* Task to complete *
Omit all images, then return the remaining material exactly as it stands.

* Data provided *
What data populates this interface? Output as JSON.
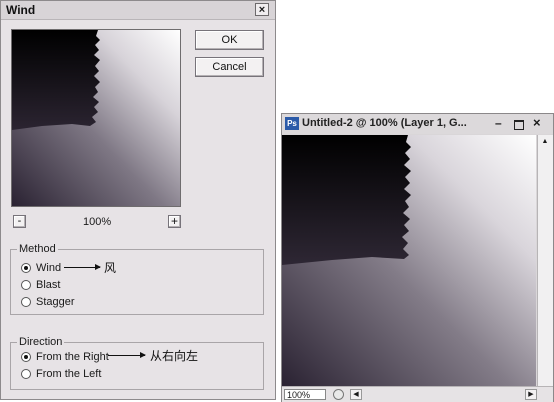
{
  "dialog": {
    "title": "Wind",
    "close_glyph": "×",
    "ok_label": "OK",
    "cancel_label": "Cancel",
    "zoom": {
      "minus_glyph": "-",
      "level": "100%",
      "plus_glyph": "+"
    },
    "method": {
      "legend": "Method",
      "options": [
        {
          "label": "Wind",
          "selected": true
        },
        {
          "label": "Blast",
          "selected": false
        },
        {
          "label": "Stagger",
          "selected": false
        }
      ]
    },
    "direction": {
      "legend": "Direction",
      "options": [
        {
          "label": "From the Right",
          "selected": true
        },
        {
          "label": "From the Left",
          "selected": false
        }
      ]
    }
  },
  "annotations": {
    "wind_cn": "风",
    "right_cn": "从右向左"
  },
  "document": {
    "app_icon": "Ps",
    "title": "Untitled-2 @ 100% (Layer 1, G...",
    "minimize_glyph": "–",
    "close_glyph": "×",
    "zoom_field": "100%",
    "scroll_left_glyph": "◀",
    "scroll_right_glyph": "▶",
    "scroll_up_glyph": "▲"
  },
  "icons": [
    "close-icon",
    "minus-icon",
    "plus-icon",
    "photoshop-icon",
    "minimize-icon",
    "maximize-icon",
    "status-icon",
    "arrow-right-icon"
  ]
}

* Result *
What data populates this interface? Output as JSON.
{
  "dialog": {
    "title": "Wind",
    "close_glyph": "×",
    "ok_label": "OK",
    "cancel_label": "Cancel",
    "zoom": {
      "minus_glyph": "-",
      "level": "100%",
      "plus_glyph": "+"
    },
    "method": {
      "legend": "Method",
      "options": [
        {
          "label": "Wind",
          "selected": true
        },
        {
          "label": "Blast",
          "selected": false
        },
        {
          "label": "Stagger",
          "selected": false
        }
      ]
    },
    "direction": {
      "legend": "Direction",
      "options": [
        {
          "label": "From the Right",
          "selected": true
        },
        {
          "label": "From the Left",
          "selected": false
        }
      ]
    }
  },
  "annotations": {
    "wind_cn": "风",
    "right_cn": "从右向左"
  },
  "document": {
    "app_icon": "Ps",
    "title": "Untitled-2 @ 100% (Layer 1, G...",
    "minimize_glyph": "–",
    "close_glyph": "×",
    "zoom_field": "100%",
    "scroll_left_glyph": "◀",
    "scroll_right_glyph": "▶",
    "scroll_up_glyph": "▲"
  },
  "icons": [
    "close-icon",
    "minus-icon",
    "plus-icon",
    "photoshop-icon",
    "minimize-icon",
    "maximize-icon",
    "status-icon",
    "arrow-right-icon"
  ]
}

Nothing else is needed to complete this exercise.